-- begin RAW DATA --

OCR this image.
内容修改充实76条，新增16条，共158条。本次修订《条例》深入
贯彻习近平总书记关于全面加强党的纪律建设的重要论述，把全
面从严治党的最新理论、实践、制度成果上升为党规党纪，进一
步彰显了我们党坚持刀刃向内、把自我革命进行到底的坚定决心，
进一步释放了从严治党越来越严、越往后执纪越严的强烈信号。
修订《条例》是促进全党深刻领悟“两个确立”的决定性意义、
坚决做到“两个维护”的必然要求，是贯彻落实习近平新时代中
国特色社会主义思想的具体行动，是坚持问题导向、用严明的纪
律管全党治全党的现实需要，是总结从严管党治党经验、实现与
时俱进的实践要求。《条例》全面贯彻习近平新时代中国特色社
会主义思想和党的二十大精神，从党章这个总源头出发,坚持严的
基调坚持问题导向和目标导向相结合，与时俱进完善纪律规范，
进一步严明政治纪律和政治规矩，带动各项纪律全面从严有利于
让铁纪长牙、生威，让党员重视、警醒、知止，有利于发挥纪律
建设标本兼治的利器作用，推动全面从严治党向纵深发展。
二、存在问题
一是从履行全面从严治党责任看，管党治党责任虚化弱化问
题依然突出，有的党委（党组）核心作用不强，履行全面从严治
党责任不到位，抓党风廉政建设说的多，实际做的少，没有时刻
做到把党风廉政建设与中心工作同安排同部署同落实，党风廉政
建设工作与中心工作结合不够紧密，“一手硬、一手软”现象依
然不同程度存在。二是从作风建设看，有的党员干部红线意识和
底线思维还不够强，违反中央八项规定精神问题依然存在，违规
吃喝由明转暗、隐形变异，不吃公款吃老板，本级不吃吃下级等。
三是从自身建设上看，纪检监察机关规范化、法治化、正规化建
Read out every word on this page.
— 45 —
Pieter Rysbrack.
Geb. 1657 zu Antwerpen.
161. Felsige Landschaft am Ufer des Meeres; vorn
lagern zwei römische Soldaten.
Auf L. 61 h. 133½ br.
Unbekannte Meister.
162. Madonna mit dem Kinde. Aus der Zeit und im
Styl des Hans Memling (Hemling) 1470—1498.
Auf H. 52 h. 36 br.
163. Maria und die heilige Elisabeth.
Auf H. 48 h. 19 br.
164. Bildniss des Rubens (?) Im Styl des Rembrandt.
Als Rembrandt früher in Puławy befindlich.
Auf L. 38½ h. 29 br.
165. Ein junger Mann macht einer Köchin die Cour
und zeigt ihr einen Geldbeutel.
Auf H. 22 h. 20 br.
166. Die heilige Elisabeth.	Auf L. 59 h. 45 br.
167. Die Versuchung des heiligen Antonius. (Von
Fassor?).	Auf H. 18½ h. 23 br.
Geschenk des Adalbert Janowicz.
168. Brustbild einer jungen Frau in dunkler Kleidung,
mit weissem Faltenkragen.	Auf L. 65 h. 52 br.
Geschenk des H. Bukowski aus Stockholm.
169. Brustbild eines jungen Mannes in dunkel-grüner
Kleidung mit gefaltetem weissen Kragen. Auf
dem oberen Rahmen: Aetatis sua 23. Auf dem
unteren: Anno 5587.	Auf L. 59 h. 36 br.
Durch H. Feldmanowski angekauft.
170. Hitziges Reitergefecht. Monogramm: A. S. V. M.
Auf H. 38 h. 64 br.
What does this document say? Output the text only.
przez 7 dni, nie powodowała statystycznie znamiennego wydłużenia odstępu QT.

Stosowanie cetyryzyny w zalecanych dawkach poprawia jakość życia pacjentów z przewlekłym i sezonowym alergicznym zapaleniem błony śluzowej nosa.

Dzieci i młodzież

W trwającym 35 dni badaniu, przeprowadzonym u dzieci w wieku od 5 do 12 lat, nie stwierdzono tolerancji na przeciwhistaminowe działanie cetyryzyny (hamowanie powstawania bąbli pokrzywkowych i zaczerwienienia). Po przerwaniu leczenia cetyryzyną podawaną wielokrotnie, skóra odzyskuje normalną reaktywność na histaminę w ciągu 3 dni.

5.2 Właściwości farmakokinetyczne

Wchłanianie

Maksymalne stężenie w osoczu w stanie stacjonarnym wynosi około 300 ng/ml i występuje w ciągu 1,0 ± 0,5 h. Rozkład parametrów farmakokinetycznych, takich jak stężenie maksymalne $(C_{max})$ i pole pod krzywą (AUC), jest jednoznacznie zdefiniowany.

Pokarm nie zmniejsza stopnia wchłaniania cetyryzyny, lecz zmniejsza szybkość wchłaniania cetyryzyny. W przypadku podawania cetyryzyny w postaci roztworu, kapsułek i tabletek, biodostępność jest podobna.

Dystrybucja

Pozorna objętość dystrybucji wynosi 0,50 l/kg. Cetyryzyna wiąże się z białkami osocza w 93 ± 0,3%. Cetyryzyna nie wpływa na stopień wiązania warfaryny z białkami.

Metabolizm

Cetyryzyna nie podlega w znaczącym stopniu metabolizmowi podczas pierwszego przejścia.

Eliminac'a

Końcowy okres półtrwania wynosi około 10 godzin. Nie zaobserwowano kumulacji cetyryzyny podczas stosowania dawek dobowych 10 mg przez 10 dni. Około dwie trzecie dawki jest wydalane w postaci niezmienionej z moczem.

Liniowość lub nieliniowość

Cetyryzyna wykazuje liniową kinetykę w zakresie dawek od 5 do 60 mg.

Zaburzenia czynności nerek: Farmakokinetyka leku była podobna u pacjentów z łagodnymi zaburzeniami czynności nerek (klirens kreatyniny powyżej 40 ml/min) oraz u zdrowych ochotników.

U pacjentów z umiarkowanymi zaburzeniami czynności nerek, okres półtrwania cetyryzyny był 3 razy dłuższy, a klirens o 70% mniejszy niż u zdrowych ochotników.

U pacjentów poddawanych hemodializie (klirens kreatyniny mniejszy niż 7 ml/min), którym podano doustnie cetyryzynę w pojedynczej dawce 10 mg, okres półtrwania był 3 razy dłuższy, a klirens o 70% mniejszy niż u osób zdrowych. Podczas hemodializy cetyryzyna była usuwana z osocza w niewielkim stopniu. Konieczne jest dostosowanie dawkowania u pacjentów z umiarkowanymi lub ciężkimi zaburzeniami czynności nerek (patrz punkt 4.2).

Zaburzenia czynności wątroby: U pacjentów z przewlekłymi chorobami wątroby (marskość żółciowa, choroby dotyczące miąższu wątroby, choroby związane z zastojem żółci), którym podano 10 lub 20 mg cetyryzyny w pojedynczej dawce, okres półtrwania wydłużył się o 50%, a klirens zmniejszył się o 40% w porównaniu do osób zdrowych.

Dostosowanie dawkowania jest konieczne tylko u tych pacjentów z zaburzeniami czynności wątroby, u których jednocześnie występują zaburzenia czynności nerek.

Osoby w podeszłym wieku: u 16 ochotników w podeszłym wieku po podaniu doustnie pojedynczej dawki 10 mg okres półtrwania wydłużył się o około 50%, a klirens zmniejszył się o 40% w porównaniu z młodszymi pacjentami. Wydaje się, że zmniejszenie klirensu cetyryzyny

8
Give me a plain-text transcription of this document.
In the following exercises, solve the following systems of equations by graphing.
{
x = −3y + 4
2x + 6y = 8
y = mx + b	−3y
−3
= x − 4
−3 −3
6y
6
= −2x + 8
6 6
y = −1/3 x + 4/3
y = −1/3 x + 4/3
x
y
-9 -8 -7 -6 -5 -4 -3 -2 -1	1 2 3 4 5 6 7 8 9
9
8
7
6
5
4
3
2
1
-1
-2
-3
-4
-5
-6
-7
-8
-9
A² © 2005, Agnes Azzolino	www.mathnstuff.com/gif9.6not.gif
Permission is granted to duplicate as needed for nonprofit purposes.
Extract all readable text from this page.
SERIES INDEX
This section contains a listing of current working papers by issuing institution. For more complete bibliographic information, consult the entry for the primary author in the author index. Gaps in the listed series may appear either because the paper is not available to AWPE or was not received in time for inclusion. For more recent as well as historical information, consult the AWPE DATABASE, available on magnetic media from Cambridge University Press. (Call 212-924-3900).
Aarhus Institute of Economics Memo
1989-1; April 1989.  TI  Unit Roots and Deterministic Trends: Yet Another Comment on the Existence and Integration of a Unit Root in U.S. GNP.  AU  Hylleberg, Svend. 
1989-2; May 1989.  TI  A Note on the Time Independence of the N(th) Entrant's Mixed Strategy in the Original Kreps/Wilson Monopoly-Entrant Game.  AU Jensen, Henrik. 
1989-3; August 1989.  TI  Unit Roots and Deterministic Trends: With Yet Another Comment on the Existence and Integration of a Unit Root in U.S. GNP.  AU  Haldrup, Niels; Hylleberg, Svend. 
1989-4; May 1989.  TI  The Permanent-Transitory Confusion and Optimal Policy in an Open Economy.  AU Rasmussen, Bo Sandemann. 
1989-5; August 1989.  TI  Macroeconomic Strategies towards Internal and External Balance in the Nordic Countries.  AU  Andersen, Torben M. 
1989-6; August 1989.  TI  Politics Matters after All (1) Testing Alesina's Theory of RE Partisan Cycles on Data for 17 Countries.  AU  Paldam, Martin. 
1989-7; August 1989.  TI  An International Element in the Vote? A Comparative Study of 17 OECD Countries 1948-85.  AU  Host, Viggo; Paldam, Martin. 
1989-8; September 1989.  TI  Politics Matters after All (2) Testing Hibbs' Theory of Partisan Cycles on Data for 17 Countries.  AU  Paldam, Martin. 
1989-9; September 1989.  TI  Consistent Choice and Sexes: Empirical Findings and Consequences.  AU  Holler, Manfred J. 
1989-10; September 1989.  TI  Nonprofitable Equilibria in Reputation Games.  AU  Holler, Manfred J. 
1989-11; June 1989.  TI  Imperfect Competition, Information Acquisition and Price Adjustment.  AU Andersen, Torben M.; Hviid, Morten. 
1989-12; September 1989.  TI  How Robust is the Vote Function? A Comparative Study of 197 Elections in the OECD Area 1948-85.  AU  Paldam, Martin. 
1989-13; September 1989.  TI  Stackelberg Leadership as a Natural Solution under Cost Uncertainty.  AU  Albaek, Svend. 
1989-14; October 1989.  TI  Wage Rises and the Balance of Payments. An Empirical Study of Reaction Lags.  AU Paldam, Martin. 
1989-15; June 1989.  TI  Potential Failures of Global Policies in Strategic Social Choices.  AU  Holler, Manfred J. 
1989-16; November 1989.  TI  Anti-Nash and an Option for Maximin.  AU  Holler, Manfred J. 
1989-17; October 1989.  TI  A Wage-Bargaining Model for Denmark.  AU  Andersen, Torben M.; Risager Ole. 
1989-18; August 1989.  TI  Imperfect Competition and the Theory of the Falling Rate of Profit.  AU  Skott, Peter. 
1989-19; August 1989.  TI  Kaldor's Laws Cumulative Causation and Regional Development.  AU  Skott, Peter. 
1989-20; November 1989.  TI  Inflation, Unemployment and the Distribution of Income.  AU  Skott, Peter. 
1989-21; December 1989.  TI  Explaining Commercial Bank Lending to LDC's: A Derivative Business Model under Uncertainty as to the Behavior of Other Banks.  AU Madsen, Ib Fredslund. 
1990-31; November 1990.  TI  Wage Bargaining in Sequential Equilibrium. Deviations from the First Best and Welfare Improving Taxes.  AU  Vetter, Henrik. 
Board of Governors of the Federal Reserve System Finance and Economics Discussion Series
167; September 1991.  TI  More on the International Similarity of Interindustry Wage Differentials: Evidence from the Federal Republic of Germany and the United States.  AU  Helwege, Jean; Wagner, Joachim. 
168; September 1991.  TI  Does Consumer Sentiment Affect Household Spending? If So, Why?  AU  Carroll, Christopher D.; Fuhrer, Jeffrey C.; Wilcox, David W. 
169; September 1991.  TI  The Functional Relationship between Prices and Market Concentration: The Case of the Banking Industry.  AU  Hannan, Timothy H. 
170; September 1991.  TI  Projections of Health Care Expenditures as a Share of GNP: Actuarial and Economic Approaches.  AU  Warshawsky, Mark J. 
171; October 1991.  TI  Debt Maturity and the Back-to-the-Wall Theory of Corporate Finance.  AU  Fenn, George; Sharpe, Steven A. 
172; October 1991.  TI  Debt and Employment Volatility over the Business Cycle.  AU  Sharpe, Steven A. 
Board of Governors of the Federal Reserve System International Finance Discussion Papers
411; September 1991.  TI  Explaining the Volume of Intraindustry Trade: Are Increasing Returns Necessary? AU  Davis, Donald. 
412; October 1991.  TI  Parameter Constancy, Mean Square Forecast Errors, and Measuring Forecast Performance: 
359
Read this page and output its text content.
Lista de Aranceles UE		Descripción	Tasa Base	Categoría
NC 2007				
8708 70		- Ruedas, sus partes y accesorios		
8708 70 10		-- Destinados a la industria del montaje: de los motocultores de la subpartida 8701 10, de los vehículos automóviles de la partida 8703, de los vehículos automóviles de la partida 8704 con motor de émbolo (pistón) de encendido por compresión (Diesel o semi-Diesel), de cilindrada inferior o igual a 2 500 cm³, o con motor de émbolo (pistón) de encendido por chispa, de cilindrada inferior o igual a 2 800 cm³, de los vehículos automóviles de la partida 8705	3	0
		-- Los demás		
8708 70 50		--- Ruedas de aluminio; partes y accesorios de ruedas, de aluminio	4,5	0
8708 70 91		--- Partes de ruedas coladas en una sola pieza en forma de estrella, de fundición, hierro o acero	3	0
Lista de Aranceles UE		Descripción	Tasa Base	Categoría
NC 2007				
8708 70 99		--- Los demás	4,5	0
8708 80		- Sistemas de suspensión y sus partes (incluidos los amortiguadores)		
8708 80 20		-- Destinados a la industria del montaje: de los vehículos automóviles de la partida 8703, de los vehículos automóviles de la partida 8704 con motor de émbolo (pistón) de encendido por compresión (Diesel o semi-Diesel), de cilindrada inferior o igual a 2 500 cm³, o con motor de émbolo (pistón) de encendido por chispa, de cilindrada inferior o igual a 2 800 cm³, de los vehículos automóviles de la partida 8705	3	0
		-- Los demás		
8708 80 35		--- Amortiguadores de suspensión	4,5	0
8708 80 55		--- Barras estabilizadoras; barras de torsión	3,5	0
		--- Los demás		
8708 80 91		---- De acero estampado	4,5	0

-- end RAW DATA --

Select every line in the material above where the string "dawkowania" occurs, and copy it.

* [WRITTEN RESPONSE]
U pacjentów poddawanych hemodializie (klirens kreatyniny mniejszy niż 7 ml/min), którym podano doustnie cetyryzynę w pojedynczej dawce 10 mg, okres półtrwania był 3 razy dłuższy, a klirens o 70% mniejszy niż u osób zdrowych. Podczas hemodializy cetyryzyna była usuwana z osocza w niewielkim stopniu. Konieczne jest dostosowanie dawkowania u pacjentów z umiarkowanymi lub ciężkimi zaburzeniami czynności nerek (patrz punkt 4.2).
Dostosowanie dawkowania jest konieczne tylko u tych pacjentów z zaburzeniami czynności wątroby, u których jednocześnie występują zaburzenia czynności nerek.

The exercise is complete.